§ **INFORMATION PROVIDED**
Start

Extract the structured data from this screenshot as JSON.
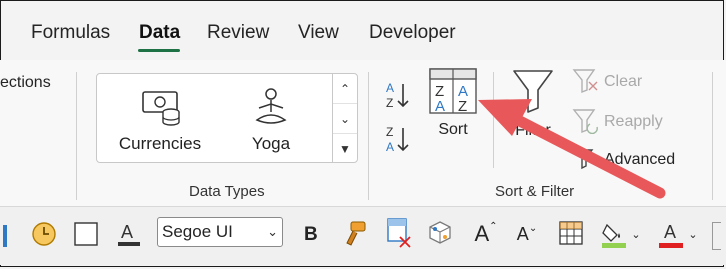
{
  "tabs": [
    "Formulas",
    "Data",
    "Review",
    "View",
    "Developer"
  ],
  "active_tab": "Data",
  "left_partial": "ections",
  "data_types": {
    "items": [
      {
        "label": "Currencies",
        "icon": "currencies-icon"
      },
      {
        "label": "Yoga",
        "icon": "yoga-icon"
      }
    ],
    "group_label": "Data Types"
  },
  "sort_filter": {
    "sort_label": "Sort",
    "sort_az_icon": "sort-a-to-z-icon",
    "sort_za_icon": "sort-z-to-a-icon",
    "filter_label": "Filter",
    "clear_label": "Clear",
    "reapply_label": "Reapply",
    "advanced_label": "Advanced",
    "group_label": "Sort & Filter"
  },
  "quick_access": {
    "font_name": "Segoe UI",
    "bold_label": "B",
    "font_size_increase": "A",
    "font_size_decrease": "A",
    "font_color_label": "A",
    "text_color_label": "A"
  },
  "colors": {
    "accent_green": "#1e7145",
    "annotation_arrow": "#e8585a",
    "sort_blue": "#2f78c4",
    "font_color_red": "#e02020",
    "fill_green": "#92d050"
  }
}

End

Repeat the lines above exactly, and keep every picture out.

§ **RESPONSE TO THE TASK**
Extract the structured data from this screenshot as JSON.
{
  "tabs": [
    "Formulas",
    "Data",
    "Review",
    "View",
    "Developer"
  ],
  "active_tab": "Data",
  "left_partial": "ections",
  "data_types": {
    "items": [
      {
        "label": "Currencies",
        "icon": "currencies-icon"
      },
      {
        "label": "Yoga",
        "icon": "yoga-icon"
      }
    ],
    "group_label": "Data Types"
  },
  "sort_filter": {
    "sort_label": "Sort",
    "sort_az_icon": "sort-a-to-z-icon",
    "sort_za_icon": "sort-z-to-a-icon",
    "filter_label": "Filter",
    "clear_label": "Clear",
    "reapply_label": "Reapply",
    "advanced_label": "Advanced",
    "group_label": "Sort & Filter"
  },
  "quick_access": {
    "font_name": "Segoe UI",
    "bold_label": "B",
    "font_size_increase": "A",
    "font_size_decrease": "A",
    "font_color_label": "A",
    "text_color_label": "A"
  },
  "colors": {
    "accent_green": "#1e7145",
    "annotation_arrow": "#e8585a",
    "sort_blue": "#2f78c4",
    "font_color_red": "#e02020",
    "fill_green": "#92d050"
  }
}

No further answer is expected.